> WHAT TO DO: Go through the listing below and gather every line with the word "North".

----------------------------------------

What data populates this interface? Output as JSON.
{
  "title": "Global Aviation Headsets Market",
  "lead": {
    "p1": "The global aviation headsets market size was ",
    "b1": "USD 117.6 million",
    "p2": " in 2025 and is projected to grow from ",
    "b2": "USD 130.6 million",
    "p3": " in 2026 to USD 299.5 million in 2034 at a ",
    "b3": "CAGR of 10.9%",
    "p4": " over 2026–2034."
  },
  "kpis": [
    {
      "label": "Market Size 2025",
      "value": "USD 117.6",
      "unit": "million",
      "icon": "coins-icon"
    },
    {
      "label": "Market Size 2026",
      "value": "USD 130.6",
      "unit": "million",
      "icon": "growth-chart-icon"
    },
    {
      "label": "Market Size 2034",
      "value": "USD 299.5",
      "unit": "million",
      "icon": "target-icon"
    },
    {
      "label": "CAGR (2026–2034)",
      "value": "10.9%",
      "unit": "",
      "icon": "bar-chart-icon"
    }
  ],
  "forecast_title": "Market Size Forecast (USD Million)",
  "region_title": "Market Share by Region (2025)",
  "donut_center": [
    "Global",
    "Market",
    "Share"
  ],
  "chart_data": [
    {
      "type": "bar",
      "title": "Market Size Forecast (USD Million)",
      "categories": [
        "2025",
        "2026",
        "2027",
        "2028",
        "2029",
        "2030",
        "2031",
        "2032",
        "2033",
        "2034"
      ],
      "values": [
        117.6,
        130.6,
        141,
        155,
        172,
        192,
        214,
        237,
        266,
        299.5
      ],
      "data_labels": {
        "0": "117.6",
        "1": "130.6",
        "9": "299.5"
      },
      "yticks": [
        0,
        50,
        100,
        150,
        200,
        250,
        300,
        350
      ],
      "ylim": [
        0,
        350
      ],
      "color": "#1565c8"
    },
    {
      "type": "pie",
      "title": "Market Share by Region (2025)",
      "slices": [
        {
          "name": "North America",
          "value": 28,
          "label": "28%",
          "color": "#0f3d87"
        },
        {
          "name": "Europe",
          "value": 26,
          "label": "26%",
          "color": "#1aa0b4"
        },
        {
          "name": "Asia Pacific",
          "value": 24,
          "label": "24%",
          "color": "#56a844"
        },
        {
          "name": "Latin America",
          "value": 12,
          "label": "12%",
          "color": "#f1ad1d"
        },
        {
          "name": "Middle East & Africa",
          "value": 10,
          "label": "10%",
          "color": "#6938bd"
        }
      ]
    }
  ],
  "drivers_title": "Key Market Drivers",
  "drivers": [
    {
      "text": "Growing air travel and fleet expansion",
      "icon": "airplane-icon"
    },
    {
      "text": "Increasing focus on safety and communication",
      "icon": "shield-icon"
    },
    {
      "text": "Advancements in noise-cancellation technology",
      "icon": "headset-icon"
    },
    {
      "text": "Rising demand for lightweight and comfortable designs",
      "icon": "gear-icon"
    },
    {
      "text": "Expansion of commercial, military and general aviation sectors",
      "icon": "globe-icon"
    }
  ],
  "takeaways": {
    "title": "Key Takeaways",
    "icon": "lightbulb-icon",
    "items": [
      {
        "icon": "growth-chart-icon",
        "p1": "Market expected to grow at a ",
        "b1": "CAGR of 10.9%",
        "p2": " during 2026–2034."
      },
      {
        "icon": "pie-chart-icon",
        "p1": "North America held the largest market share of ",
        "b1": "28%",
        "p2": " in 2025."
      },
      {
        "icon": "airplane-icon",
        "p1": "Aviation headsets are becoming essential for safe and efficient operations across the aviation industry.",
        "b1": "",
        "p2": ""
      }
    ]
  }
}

----------------------------------------

> WRITTEN SOLUTION:
          "name": "North America",
        "p1": "North America held the largest market share of ",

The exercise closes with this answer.